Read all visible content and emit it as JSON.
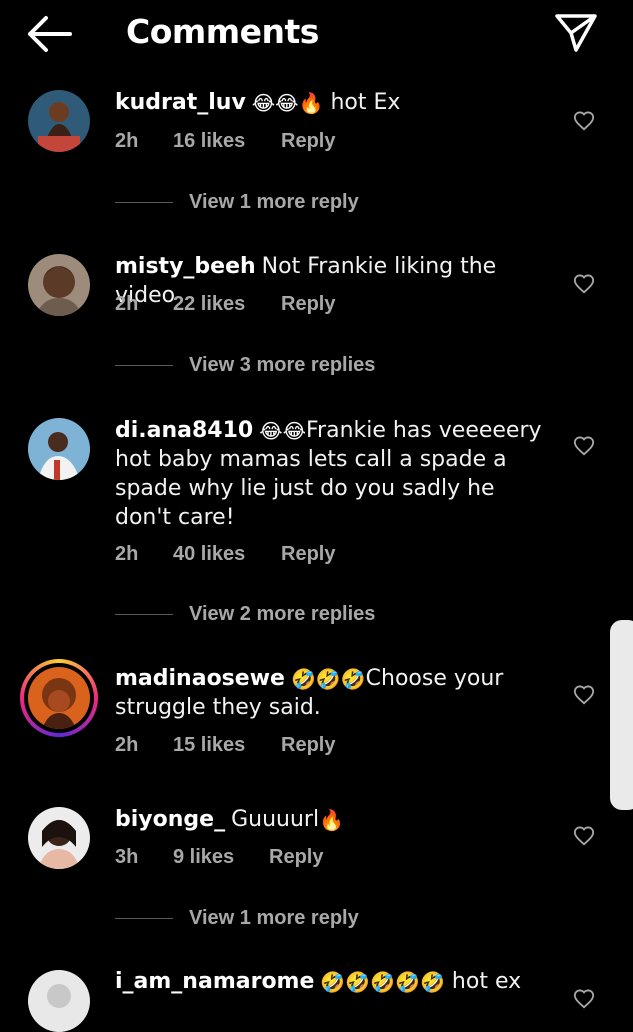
{
  "header": {
    "title": "Comments"
  },
  "comments": [
    {
      "user": "kudrat_luv",
      "emoji": "😂😂🔥",
      "text": "hot Ex",
      "time": "2h",
      "likes": "16 likes",
      "reply": "Reply",
      "view_more": "View 1 more reply"
    },
    {
      "user": "misty_beeh",
      "emoji": "",
      "text": "Not Frankie liking the video",
      "time": "2h",
      "likes": "22 likes",
      "reply": "Reply",
      "view_more": "View 3 more replies"
    },
    {
      "user": "di.ana8410",
      "emoji": "😂😂",
      "text": "Frankie has veeeeery hot baby mamas lets call a spade a spade why lie just do you sadly he don't care!",
      "time": "2h",
      "likes": "40 likes",
      "reply": "Reply",
      "view_more": "View 2 more replies"
    },
    {
      "user": "madinaosewe",
      "emoji": "🤣🤣🤣",
      "text": "Choose your struggle they said.",
      "time": "2h",
      "likes": "15 likes",
      "reply": "Reply",
      "view_more": ""
    },
    {
      "user": "biyonge_",
      "emoji": "",
      "text": "Guuuurl",
      "emoji_after": "🔥",
      "time": "3h",
      "likes": "9 likes",
      "reply": "Reply",
      "view_more": "View 1 more reply"
    },
    {
      "user": "i_am_namarome",
      "emoji": "🤣🤣🤣🤣🤣",
      "text": "hot ex"
    }
  ],
  "colors": {
    "background": "#000000",
    "meta_text": "#a8a8a8",
    "story_ring_start": "#f9ce34",
    "story_ring_mid": "#ee2a7b"
  },
  "icons": [
    "back-arrow-icon",
    "send-icon",
    "heart-icon"
  ]
}
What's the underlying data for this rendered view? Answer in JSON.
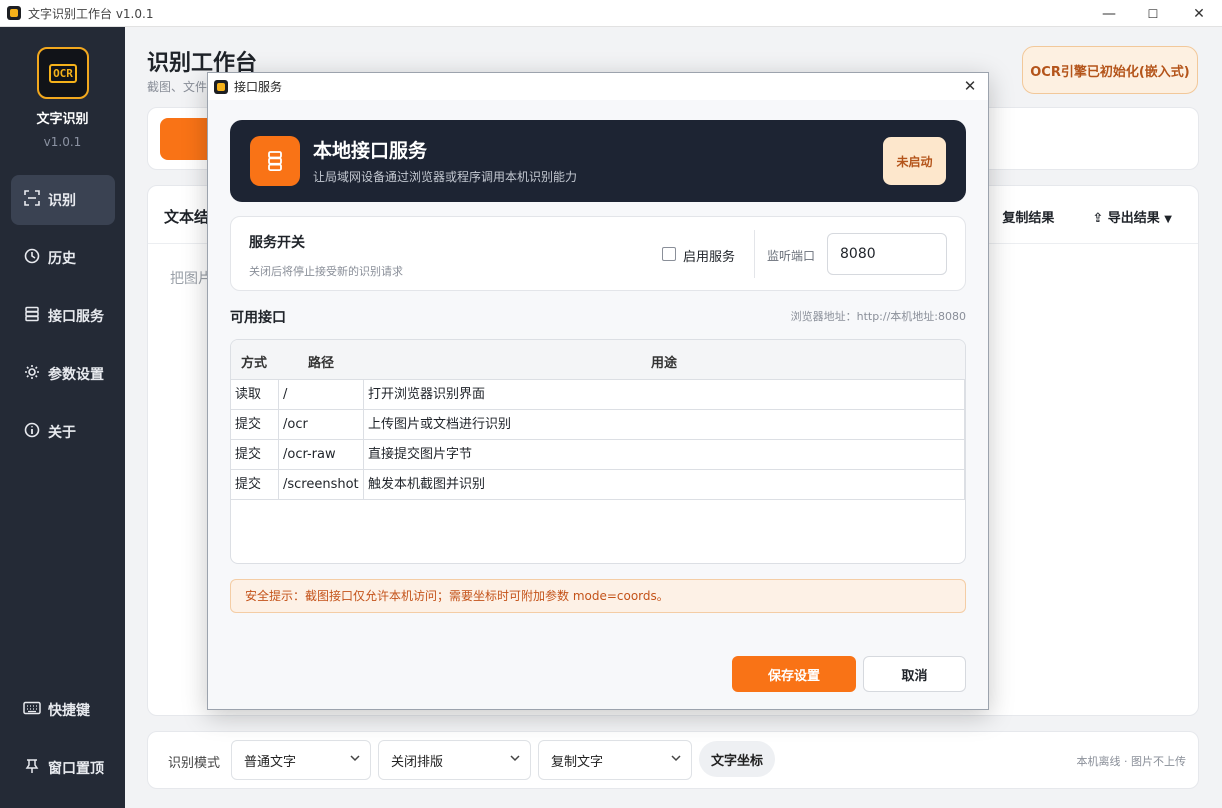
{
  "window": {
    "title": "文字识别工作台 v1.0.1",
    "minimize": "—",
    "maximize": "☐",
    "close": "✕"
  },
  "sidebar": {
    "app_name": "文字识别",
    "version": "v1.0.1",
    "logo_text": "OCR",
    "items": [
      {
        "label": "识别",
        "icon": "scan-icon"
      },
      {
        "label": "历史",
        "icon": "clock-icon"
      },
      {
        "label": "接口服务",
        "icon": "server-icon"
      },
      {
        "label": "参数设置",
        "icon": "gear-icon"
      },
      {
        "label": "关于",
        "icon": "info-icon"
      }
    ],
    "bottom_items": [
      {
        "label": "快捷键",
        "icon": "keyboard-icon"
      },
      {
        "label": "窗口置顶",
        "icon": "pin-icon"
      }
    ]
  },
  "main": {
    "title": "识别工作台",
    "subtitle": "截图、文件",
    "ocr_status": "OCR引擎已初始化(嵌入式)",
    "content": {
      "title": "文本结",
      "copy_result": "复制结果",
      "export_result": "导出结果",
      "placeholder": "把图片"
    }
  },
  "bottombar": {
    "mode_label": "识别模式",
    "select_mode": "普通文字",
    "select_layout": "关闭排版",
    "select_copy": "复制文字",
    "coords_chip": "文字坐标",
    "status": "本机离线 · 图片不上传"
  },
  "dialog": {
    "title": "接口服务",
    "hero": {
      "title": "本地接口服务",
      "subtitle": "让局域网设备通过浏览器或程序调用本机识别能力",
      "status": "未启动"
    },
    "service_switch": {
      "title": "服务开关",
      "description": "关闭后将停止接受新的识别请求",
      "enable_label": "启用服务",
      "enabled": false,
      "port_label": "监听端口",
      "port_value": "8080"
    },
    "api_section": {
      "title": "可用接口",
      "browser_hint": "浏览器地址：http://本机地址:8080",
      "columns": [
        "方式",
        "路径",
        "用途"
      ],
      "rows": [
        {
          "method": "读取",
          "path": "/",
          "purpose": "打开浏览器识别界面"
        },
        {
          "method": "提交",
          "path": "/ocr",
          "purpose": "上传图片或文档进行识别"
        },
        {
          "method": "提交",
          "path": "/ocr-raw",
          "purpose": "直接提交图片字节"
        },
        {
          "method": "提交",
          "path": "/screenshot",
          "purpose": "触发本机截图并识别"
        }
      ]
    },
    "notice": "安全提示：截图接口仅允许本机访问；需要坐标时可附加参数 mode=coords。",
    "save_button": "保存设置",
    "cancel_button": "取消"
  },
  "colors": {
    "accent": "#f97316",
    "sidebar_bg": "#242a36",
    "hero_bg": "#1d2433"
  }
}
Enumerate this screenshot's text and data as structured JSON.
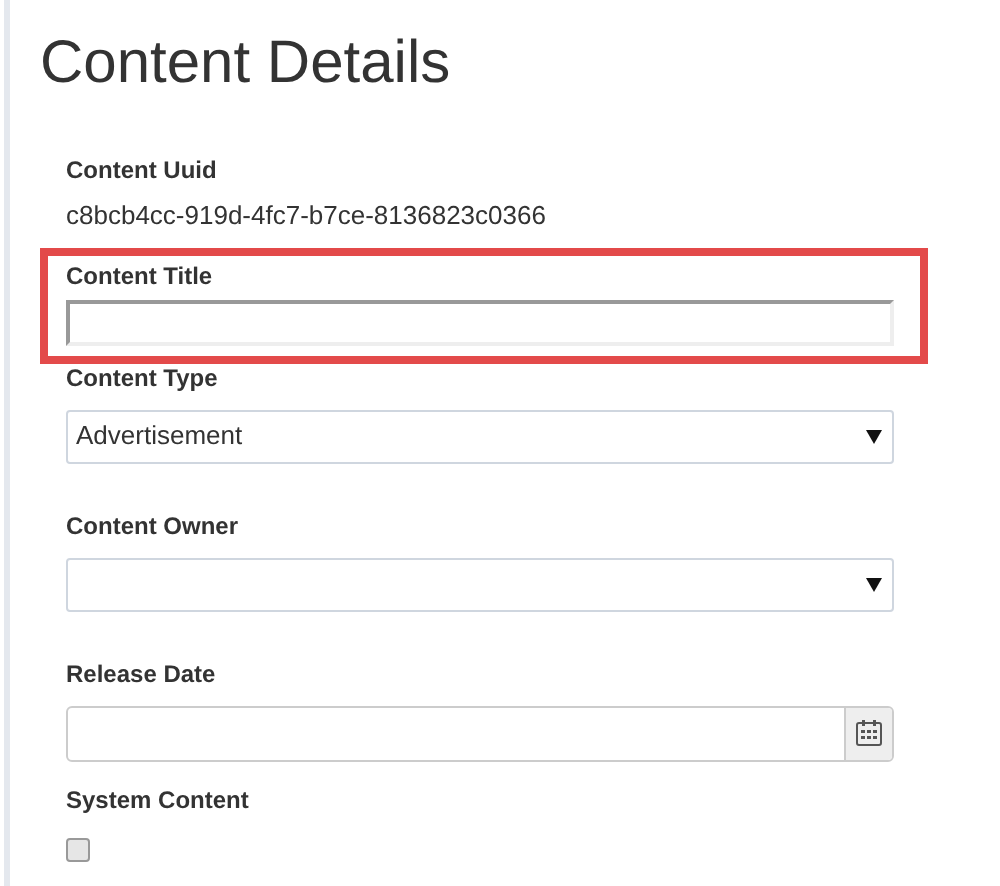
{
  "heading": "Content Details",
  "fields": [
    {
      "kind": "static",
      "label": "Content Uuid",
      "value": "c8bcb4cc-919d-4fc7-b7ce-8136823c0366",
      "highlighted": false
    },
    {
      "kind": "text",
      "label": "Content Title",
      "highlighted": true
    },
    {
      "kind": "select",
      "label": "Content Type",
      "value": "Advertisement",
      "highlighted": false
    },
    {
      "kind": "select",
      "label": "Content Owner",
      "highlighted": false
    },
    {
      "kind": "date",
      "label": "Release Date",
      "highlighted": false
    },
    {
      "kind": "checkbox",
      "label": "System Content",
      "checked": false,
      "highlighted": false
    }
  ]
}
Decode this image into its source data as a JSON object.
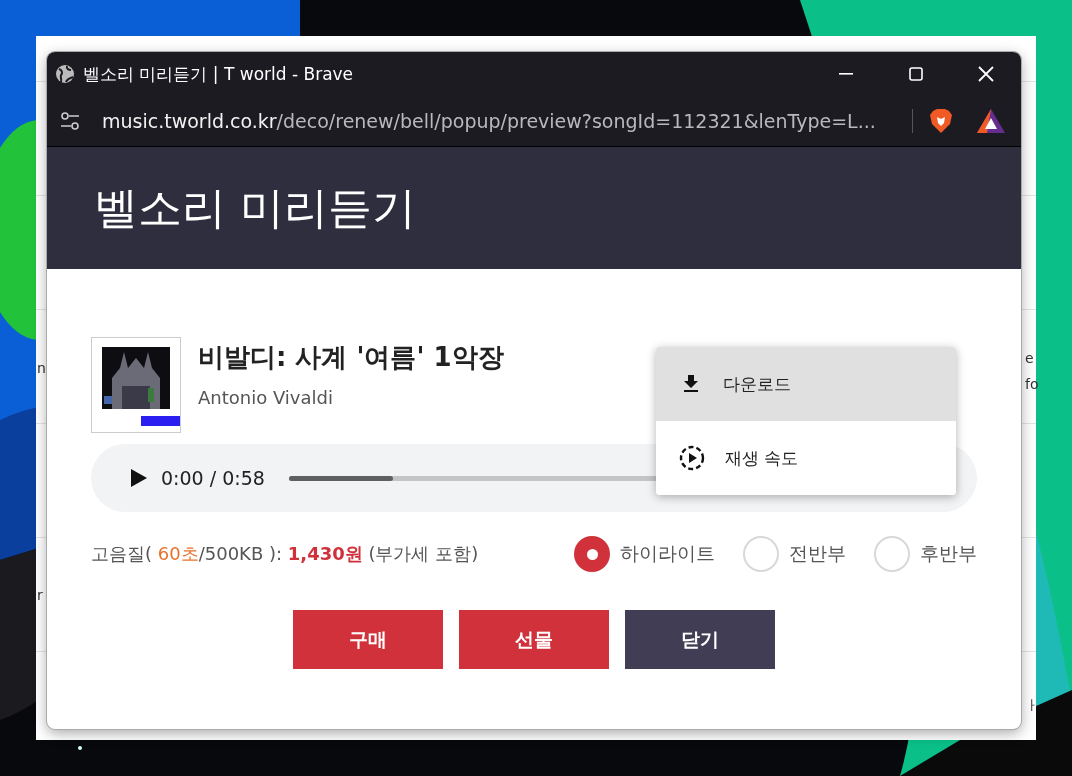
{
  "background_page": {
    "left_edge_texts": [
      "n",
      "r"
    ],
    "right_edge_texts": [
      "e",
      "fo",
      "ㅏ"
    ]
  },
  "window": {
    "title": "벨소리 미리듣기 | T world - Brave",
    "address_host": "music.tworld.co.kr",
    "address_path": "/deco/renew/bell/popup/preview?songId=112321&lenType=L..."
  },
  "header": {
    "title": "벨소리 미리듣기"
  },
  "song": {
    "title": "비발디: 사계 '여름' 1악장",
    "artist": "Antonio Vivaldi"
  },
  "player": {
    "time": "0:00 / 0:58",
    "level": 0.16
  },
  "menu": [
    {
      "kind": "download",
      "label": "다운로드",
      "highlighted": true
    },
    {
      "kind": "speed",
      "label": "재생 속도",
      "highlighted": false
    }
  ],
  "price_line": [
    {
      "kind": "plain",
      "text": "고음질( "
    },
    {
      "kind": "accent",
      "text": "60초"
    },
    {
      "kind": "plain",
      "text": "/500KB ): "
    },
    {
      "kind": "price",
      "text": "1,430원"
    },
    {
      "kind": "plain",
      "text": " (부가세 포함)"
    }
  ],
  "ranges": [
    {
      "label": "하이라이트",
      "selected": true
    },
    {
      "label": "전반부",
      "selected": false
    },
    {
      "label": "후반부",
      "selected": false
    }
  ],
  "buttons": [
    {
      "kind": "primary",
      "label": "구매"
    },
    {
      "kind": "primary",
      "label": "선물"
    },
    {
      "kind": "dark",
      "label": "닫기"
    }
  ]
}
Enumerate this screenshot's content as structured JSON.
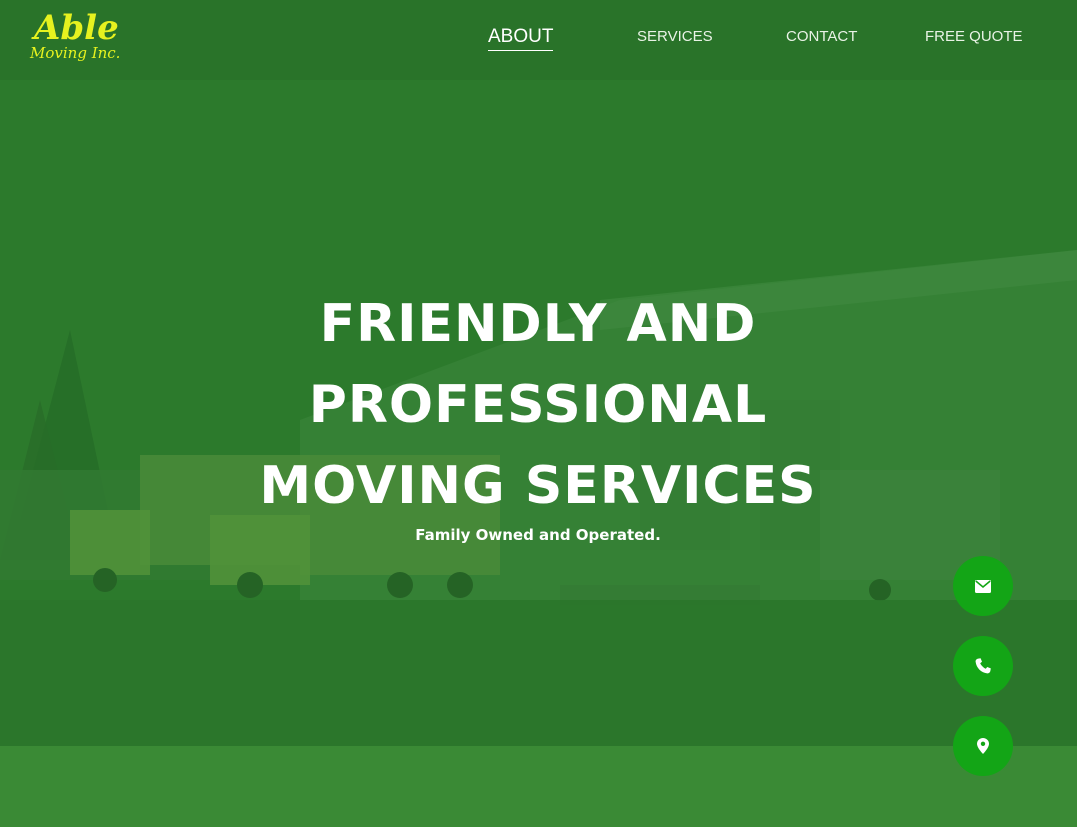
{
  "logo": {
    "main": "Able",
    "sub": "Moving Inc."
  },
  "nav": {
    "items": [
      {
        "label": "ABOUT",
        "active": true
      },
      {
        "label": "SERVICES",
        "active": false
      },
      {
        "label": "CONTACT",
        "active": false
      },
      {
        "label": "FREE QUOTE",
        "active": false
      }
    ]
  },
  "hero": {
    "headline_lines": [
      "FRIENDLY AND",
      "PROFESSIONAL",
      "MOVING SERVICES"
    ],
    "tagline": "Family Owned and Operated."
  },
  "actions": [
    {
      "icon": "envelope-icon"
    },
    {
      "icon": "phone-icon"
    },
    {
      "icon": "map-marker-icon"
    }
  ],
  "colors": {
    "overlay_green": "#2c782c",
    "logo_yellow": "#e6f21f",
    "fab_green": "#13a516",
    "text_white": "#ffffff"
  }
}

● ● ●

- [EXERCISE DETAILS] Where a line in the entries holds the word "subtitle", copy that line.

- [RESPONSE FOR THIS EXERCISE]
    "subtitle": "截图、文件",
      "subtitle": "让局域网设备通过浏览器或程序调用本机识别能力",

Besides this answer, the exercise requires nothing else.